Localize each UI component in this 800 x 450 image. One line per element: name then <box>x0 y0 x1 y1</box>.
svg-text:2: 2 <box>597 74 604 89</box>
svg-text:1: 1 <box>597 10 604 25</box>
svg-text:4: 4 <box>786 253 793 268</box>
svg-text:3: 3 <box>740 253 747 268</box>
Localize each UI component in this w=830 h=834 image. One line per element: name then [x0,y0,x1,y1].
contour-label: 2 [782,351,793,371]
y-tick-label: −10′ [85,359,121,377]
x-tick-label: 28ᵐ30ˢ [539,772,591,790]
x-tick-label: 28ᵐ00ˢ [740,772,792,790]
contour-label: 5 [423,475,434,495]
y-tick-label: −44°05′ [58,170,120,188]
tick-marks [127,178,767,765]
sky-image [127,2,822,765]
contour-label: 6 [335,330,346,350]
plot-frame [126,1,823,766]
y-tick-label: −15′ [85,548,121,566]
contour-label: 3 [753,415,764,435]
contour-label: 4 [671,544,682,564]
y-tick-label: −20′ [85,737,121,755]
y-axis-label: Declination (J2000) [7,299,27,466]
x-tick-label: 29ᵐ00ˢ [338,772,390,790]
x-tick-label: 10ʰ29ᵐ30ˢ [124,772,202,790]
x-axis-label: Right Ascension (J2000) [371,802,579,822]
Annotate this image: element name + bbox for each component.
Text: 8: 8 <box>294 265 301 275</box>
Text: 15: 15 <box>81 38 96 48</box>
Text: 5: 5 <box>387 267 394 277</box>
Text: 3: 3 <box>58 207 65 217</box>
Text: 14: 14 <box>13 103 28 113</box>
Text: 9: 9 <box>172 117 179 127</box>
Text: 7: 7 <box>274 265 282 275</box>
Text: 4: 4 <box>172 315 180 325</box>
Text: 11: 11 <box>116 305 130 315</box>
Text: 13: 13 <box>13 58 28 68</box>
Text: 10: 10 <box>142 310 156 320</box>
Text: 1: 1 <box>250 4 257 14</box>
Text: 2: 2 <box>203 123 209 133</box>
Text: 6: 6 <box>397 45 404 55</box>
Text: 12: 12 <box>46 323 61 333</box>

__________

Take the lines from the one containing "Annotate this image: element" through the last line, and write them out again with "bbox" changed to "bounding box" and everything else left as it is.

Worked answer
Annotate this image: element name + bounding box for each component.
Text: 8: 8 <box>294 265 301 275</box>
Text: 15: 15 <box>81 38 96 48</box>
Text: 5: 5 <box>387 267 394 277</box>
Text: 3: 3 <box>58 207 65 217</box>
Text: 14: 14 <box>13 103 28 113</box>
Text: 9: 9 <box>172 117 179 127</box>
Text: 7: 7 <box>274 265 282 275</box>
Text: 4: 4 <box>172 315 180 325</box>
Text: 11: 11 <box>116 305 130 315</box>
Text: 13: 13 <box>13 58 28 68</box>
Text: 10: 10 <box>142 310 156 320</box>
Text: 1: 1 <box>250 4 257 14</box>
Text: 2: 2 <box>203 123 209 133</box>
Text: 6: 6 <box>397 45 404 55</box>
Text: 12: 12 <box>46 323 61 333</box>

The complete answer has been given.